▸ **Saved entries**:
======
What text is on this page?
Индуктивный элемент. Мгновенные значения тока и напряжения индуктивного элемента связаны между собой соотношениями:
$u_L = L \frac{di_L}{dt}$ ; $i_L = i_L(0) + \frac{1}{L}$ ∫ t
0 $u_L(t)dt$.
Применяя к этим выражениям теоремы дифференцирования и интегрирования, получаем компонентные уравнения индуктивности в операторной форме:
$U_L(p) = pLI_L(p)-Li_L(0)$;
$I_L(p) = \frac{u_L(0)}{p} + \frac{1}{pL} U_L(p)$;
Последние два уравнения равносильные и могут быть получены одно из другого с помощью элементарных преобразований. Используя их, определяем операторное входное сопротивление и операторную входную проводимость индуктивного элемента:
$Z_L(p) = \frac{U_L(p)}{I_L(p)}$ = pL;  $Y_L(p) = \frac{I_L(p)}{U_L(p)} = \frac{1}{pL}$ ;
======
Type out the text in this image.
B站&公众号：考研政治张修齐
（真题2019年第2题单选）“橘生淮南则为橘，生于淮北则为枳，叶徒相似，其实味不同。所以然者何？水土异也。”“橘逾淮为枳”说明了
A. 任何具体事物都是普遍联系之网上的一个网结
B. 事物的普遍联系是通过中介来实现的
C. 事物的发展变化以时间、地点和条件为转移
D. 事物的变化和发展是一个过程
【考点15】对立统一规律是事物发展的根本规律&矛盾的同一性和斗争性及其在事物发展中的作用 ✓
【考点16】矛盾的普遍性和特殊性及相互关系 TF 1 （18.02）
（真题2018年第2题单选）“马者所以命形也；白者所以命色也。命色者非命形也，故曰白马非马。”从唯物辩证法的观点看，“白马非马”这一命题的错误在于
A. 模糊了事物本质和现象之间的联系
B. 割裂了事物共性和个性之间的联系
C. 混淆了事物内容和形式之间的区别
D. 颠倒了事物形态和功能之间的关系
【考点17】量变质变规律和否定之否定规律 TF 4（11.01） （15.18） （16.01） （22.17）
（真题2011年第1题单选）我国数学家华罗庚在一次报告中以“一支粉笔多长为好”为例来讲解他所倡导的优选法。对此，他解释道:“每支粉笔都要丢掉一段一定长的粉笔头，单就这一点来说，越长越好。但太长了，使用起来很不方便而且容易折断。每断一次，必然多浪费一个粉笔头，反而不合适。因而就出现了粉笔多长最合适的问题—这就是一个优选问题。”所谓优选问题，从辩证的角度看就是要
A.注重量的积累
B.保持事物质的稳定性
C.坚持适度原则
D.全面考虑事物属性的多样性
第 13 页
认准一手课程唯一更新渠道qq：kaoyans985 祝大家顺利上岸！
======
▸ **WORK REQUIRED**: From the entries, copy out each line containing the word "frac".

▸ **COMPLETE RESPONSE**:
$u_L = L \frac{di_L}{dt}$ ; $i_L = i_L(0) + \frac{1}{L}$ ∫ t
$I_L(p) = \frac{u_L(0)}{p} + \frac{1}{pL} U_L(p)$;
$Z_L(p) = \frac{U_L(p)}{I_L(p)}$ = pL;  $Y_L(p) = \frac{I_L(p)}{U_L(p)} = \frac{1}{pL}$ ;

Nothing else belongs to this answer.